**What is expected:**
Pull every line holding the string "adunca" from the records below.

[Stored records]
----
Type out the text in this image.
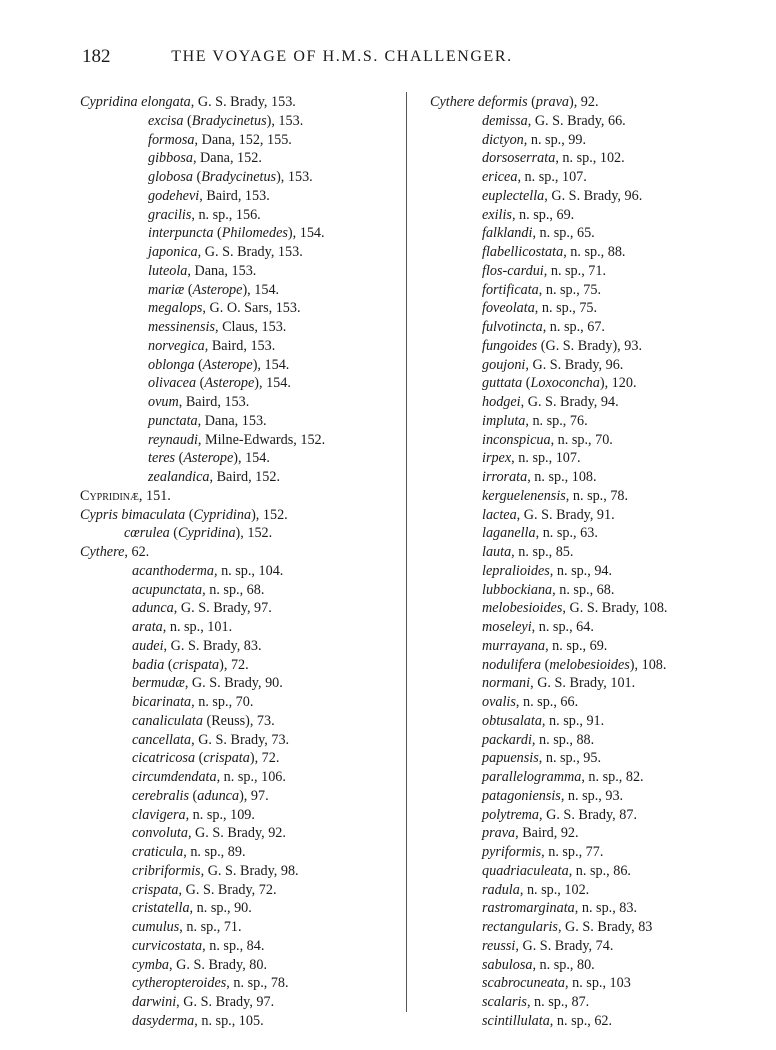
182	THE VOYAGE OF H.M.S. CHALLENGER.
Cypridina elongata, G. S. Brady, 153.
excisa (Bradycinetus), 153.
formosa, Dana, 152, 155.
gibbosa, Dana, 152.
globosa (Bradycinetus), 153.
godehevi, Baird, 153.
gracilis, n. sp., 156.
interpuncta (Philomedes), 154.
japonica, G. S. Brady, 153.
luteola, Dana, 153.
mariæ (Asterope), 154.
megalops, G. O. Sars, 153.
messinensis, Claus, 153.
norvegica, Baird, 153.
oblonga (Asterope), 154.
olivacea (Asterope), 154.
ovum, Baird, 153.
punctata, Dana, 153.
reynaudi, Milne-Edwards, 152.
teres (Asterope), 154.
zealandica, Baird, 152.
Cypridinæ, 151.
Cypris bimaculata (Cypridina), 152.
cœrulea (Cypridina), 152.
Cythere, 62.
acanthoderma, n. sp., 104.
acupunctata, n. sp., 68.
adunca, G. S. Brady, 97.
arata, n. sp., 101.
audei, G. S. Brady, 83.
badia (crispata), 72.
bermudæ, G. S. Brady, 90.
bicarinata, n. sp., 70.
canaliculata (Reuss), 73.
cancellata, G. S. Brady, 73.
cicatricosa (crispata), 72.
circumdendata, n. sp., 106.
cerebralis (adunca), 97.
clavigera, n. sp., 109.
convoluta, G. S. Brady, 92.
craticula, n. sp., 89.
cribriformis, G. S. Brady, 98.
crispata, G. S. Brady, 72.
cristatella, n. sp., 90.
cumulus, n. sp., 71.
curvicostata, n. sp., 84.
cymba, G. S. Brady, 80.
cytheropteroides, n. sp., 78.
darwini, G. S. Brady, 97.
dasyderma, n. sp., 105.
Cythere deformis (prava), 92.
demissa, G. S. Brady, 66.
dictyon, n. sp., 99.
dorsoserrata, n. sp., 102.
ericea, n. sp., 107.
euplectella, G. S. Brady, 96.
exilis, n. sp., 69.
falklandi, n. sp., 65.
flabellicostata, n. sp., 88.
flos-cardui, n. sp., 71.
fortificata, n. sp., 75.
foveolata, n. sp., 75.
fulvotincta, n. sp., 67.
fungoides (G. S. Brady), 93.
goujoni, G. S. Brady, 96.
guttata (Loxoconcha), 120.
hodgei, G. S. Brady, 94.
impluta, n. sp., 76.
inconspicua, n. sp., 70.
irpex, n. sp., 107.
irrorata, n. sp., 108.
kerguelenensis, n. sp., 78.
lactea, G. S. Brady, 91.
laganella, n. sp., 63.
lauta, n. sp., 85.
lepralioides, n. sp., 94.
lubbockiana, n. sp., 68.
melobesioides, G. S. Brady, 108.
moseleyi, n. sp., 64.
murrayana, n. sp., 69.
nodulifera (melobesioides), 108.
normani, G. S. Brady, 101.
ovalis, n. sp., 66.
obtusalata, n. sp., 91.
packardi, n. sp., 88.
papuensis, n. sp., 95.
parallelogramma, n. sp., 82.
patagoniensis, n. sp., 93.
polytrema, G. S. Brady, 87.
prava, Baird, 92.
pyriformis, n. sp., 77.
quadriaculeata, n. sp., 86.
radula, n. sp., 102.
rastromarginata, n. sp., 83.
rectangularis, G. S. Brady, 83
reussi, G. S. Brady, 74.
sabulosa, n. sp., 80.
scabrocuneata, n. sp., 103
scalaris, n. sp., 87.
scintillulata, n. sp., 62.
----
**Solved exercise:**
adunca, G. S. Brady, 97.
cerebralis (adunca), 97.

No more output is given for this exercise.